--- Short problem ---
Copy the items word for word, from the line containing "Identify all the" through the line containing "retweet-icon bbox=[171, 489, 193, 505]", both lines included. Omit the pictures from your copy.

--- Provided records ---
— BEGIN —

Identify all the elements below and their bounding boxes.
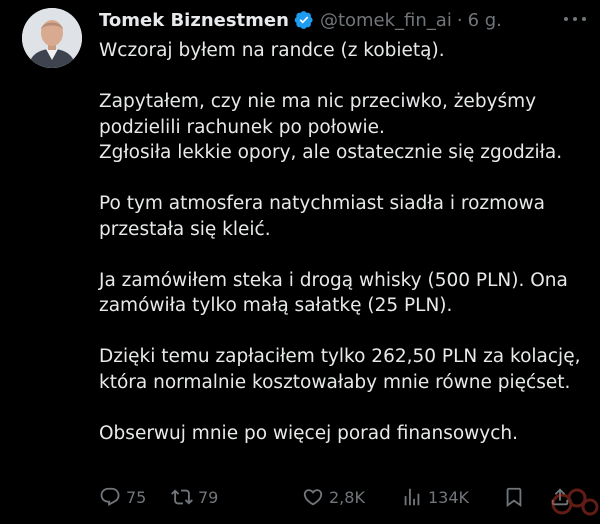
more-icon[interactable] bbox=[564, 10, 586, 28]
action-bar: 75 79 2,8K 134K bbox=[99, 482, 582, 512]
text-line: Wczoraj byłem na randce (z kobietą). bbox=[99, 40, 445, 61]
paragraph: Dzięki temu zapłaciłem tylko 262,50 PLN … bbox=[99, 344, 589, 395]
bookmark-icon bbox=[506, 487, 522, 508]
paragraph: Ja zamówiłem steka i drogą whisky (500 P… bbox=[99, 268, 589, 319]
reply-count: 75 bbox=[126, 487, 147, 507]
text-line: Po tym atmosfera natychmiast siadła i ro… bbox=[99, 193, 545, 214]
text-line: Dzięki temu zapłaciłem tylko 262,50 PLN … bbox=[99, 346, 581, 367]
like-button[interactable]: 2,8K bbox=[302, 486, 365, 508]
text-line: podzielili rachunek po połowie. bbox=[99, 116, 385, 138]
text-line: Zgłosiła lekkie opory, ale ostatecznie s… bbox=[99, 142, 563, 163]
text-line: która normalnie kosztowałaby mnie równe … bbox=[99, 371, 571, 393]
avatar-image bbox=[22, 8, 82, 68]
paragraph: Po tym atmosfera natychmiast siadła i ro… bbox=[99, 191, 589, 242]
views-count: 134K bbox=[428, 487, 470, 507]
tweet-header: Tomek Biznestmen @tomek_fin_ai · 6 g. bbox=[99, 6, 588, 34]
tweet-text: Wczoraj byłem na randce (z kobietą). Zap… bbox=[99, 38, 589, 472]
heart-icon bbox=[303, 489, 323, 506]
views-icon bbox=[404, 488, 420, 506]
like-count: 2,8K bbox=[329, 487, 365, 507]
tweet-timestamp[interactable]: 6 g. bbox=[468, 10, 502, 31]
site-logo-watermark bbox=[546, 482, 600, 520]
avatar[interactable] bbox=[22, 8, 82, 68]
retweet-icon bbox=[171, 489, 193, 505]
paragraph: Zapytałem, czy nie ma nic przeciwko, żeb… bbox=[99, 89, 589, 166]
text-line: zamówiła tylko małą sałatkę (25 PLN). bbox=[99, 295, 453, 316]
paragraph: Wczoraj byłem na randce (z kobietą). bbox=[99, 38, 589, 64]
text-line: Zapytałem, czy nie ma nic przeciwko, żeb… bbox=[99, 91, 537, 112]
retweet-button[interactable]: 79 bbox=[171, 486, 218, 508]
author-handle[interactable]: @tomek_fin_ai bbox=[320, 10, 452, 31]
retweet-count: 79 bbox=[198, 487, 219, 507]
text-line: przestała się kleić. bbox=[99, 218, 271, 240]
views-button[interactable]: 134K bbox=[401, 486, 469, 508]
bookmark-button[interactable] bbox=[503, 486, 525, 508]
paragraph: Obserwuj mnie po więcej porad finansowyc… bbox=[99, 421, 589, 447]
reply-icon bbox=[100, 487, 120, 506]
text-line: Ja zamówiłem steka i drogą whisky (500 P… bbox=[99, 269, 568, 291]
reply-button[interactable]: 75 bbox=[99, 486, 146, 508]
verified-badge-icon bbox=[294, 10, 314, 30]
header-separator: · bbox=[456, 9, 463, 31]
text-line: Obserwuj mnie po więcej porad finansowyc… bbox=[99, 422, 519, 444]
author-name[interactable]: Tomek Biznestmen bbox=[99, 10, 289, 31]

— END —
— BEGIN —

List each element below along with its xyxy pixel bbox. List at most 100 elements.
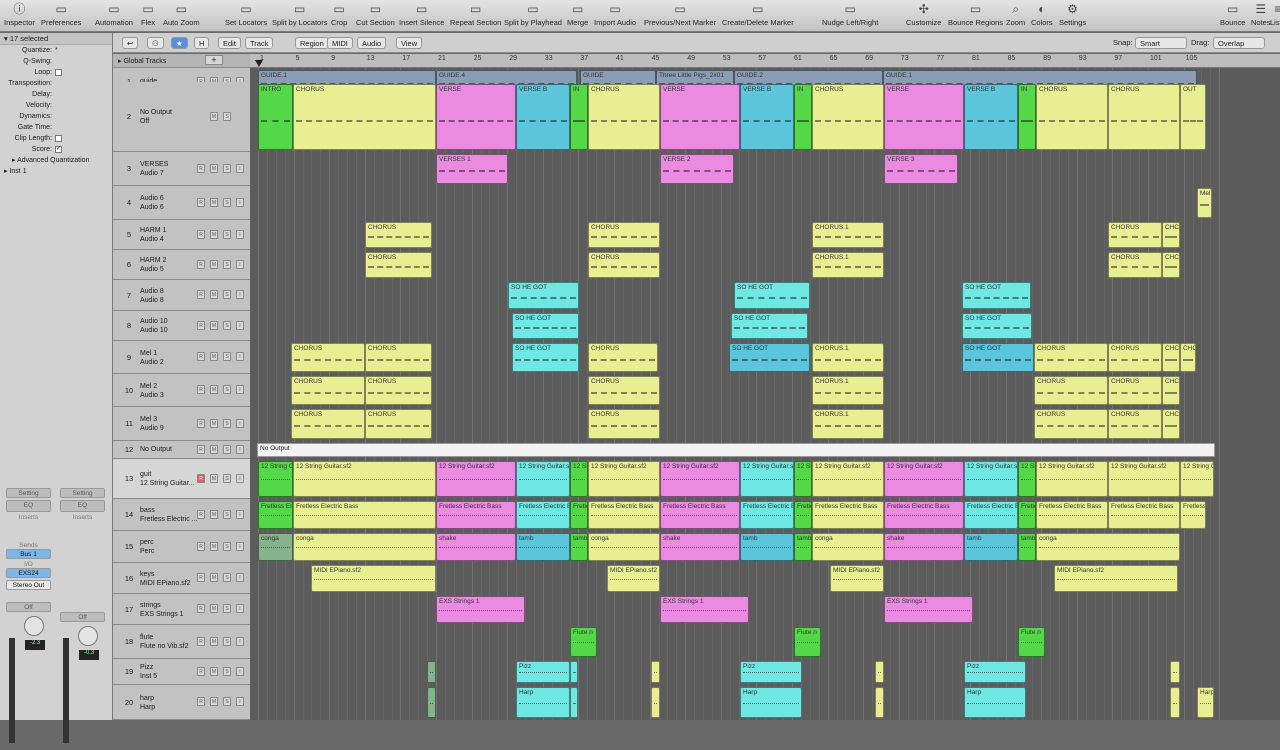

— END —

--- Problem solution ---
Identify all the elements below and their bounding boxes.
more-icon[interactable] bbox=[564, 10, 586, 28]
action-bar: 75 79 2,8K 134K bbox=[99, 482, 582, 512]
text-line: Wczoraj byłem na randce (z kobietą). bbox=[99, 40, 445, 61]
paragraph: Dzięki temu zapłaciłem tylko 262,50 PLN … bbox=[99, 344, 589, 395]
bookmark-icon bbox=[506, 487, 522, 508]
paragraph: Ja zamówiłem steka i drogą whisky (500 P… bbox=[99, 268, 589, 319]
reply-count: 75 bbox=[126, 487, 147, 507]
text-line: Po tym atmosfera natychmiast siadła i ro… bbox=[99, 193, 545, 214]
text-line: Dzięki temu zapłaciłem tylko 262,50 PLN … bbox=[99, 346, 581, 367]
like-button[interactable]: 2,8K bbox=[302, 486, 365, 508]
text-line: podzielili rachunek po połowie. bbox=[99, 116, 385, 138]
text-line: Zgłosiła lekkie opory, ale ostatecznie s… bbox=[99, 142, 563, 163]
text-line: która normalnie kosztowałaby mnie równe … bbox=[99, 371, 571, 393]
avatar-image bbox=[22, 8, 82, 68]
paragraph: Po tym atmosfera natychmiast siadła i ro… bbox=[99, 191, 589, 242]
views-count: 134K bbox=[428, 487, 470, 507]
tweet-header: Tomek Biznestmen @tomek_fin_ai · 6 g. bbox=[99, 6, 588, 34]
tweet-text: Wczoraj byłem na randce (z kobietą). Zap… bbox=[99, 38, 589, 472]
heart-icon bbox=[303, 489, 323, 506]
views-icon bbox=[404, 488, 420, 506]
like-count: 2,8K bbox=[329, 487, 365, 507]
tweet-timestamp[interactable]: 6 g. bbox=[468, 10, 502, 31]
site-logo-watermark bbox=[546, 482, 600, 520]
avatar[interactable] bbox=[22, 8, 82, 68]
retweet-icon bbox=[171, 489, 193, 505]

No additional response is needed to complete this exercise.